Problem details: Compute how many lines in the entries below contain "Ленина", and output nothing but the number.

Data rows:
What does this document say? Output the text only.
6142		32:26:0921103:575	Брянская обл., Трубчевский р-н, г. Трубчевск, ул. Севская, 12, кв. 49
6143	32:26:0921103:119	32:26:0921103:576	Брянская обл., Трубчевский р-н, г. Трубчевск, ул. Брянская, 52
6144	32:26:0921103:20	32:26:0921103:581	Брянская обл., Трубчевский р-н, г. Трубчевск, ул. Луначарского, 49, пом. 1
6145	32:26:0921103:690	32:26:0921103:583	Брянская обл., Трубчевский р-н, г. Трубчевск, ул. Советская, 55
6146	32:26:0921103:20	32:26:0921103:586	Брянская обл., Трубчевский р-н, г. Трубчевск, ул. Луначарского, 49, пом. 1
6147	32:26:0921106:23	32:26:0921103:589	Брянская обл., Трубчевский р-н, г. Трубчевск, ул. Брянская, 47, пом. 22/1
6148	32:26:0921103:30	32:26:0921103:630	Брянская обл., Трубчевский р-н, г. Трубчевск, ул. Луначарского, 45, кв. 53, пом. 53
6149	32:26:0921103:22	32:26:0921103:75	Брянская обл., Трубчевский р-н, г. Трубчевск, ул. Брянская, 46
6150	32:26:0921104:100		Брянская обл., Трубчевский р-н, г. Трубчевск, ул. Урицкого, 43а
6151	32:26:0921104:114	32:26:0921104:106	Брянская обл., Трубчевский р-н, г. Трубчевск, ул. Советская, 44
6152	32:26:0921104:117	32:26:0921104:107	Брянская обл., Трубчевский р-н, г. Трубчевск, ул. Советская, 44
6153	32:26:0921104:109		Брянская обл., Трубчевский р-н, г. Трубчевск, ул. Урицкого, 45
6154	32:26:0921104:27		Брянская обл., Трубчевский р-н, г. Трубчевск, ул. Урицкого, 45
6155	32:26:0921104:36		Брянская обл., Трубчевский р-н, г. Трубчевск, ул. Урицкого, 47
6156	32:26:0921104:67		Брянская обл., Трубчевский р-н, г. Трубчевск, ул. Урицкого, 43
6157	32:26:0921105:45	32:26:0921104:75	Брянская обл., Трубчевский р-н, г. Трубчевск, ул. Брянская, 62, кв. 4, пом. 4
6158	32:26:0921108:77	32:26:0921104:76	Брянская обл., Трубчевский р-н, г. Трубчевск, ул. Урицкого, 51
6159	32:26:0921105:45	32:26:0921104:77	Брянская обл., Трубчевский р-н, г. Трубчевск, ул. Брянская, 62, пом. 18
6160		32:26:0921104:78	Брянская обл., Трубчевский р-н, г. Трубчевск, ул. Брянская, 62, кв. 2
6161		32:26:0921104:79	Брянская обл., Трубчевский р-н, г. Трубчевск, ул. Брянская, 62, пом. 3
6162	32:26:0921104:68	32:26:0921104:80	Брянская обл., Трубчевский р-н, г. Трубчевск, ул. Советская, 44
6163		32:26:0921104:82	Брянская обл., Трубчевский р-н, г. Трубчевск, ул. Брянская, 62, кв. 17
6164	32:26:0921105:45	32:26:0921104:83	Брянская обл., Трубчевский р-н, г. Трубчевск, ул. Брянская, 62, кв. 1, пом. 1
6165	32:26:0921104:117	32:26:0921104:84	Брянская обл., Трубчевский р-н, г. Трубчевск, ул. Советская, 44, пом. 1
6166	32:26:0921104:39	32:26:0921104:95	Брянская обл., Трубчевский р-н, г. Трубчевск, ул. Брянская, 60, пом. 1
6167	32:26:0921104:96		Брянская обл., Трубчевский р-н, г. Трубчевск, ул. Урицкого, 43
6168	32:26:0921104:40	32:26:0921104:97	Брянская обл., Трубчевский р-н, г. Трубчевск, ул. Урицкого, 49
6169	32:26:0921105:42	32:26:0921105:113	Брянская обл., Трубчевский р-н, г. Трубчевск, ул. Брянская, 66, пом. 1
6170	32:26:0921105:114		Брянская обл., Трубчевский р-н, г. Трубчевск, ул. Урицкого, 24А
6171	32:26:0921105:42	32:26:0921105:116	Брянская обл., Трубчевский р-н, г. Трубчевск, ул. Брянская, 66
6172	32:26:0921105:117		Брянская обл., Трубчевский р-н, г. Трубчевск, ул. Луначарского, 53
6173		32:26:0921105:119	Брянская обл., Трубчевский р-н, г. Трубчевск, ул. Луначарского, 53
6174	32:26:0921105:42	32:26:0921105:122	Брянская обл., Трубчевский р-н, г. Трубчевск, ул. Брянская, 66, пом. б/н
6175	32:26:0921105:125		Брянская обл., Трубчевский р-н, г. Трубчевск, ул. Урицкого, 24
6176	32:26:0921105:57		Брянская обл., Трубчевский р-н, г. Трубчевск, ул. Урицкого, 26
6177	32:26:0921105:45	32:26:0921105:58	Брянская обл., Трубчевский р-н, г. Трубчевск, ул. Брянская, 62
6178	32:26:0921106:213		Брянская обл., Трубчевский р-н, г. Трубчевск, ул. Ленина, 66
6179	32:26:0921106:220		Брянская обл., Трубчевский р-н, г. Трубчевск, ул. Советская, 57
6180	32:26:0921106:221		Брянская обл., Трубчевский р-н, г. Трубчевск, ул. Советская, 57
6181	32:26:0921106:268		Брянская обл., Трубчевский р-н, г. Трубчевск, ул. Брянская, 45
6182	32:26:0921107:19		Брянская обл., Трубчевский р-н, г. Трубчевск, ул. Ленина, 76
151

Result below: 2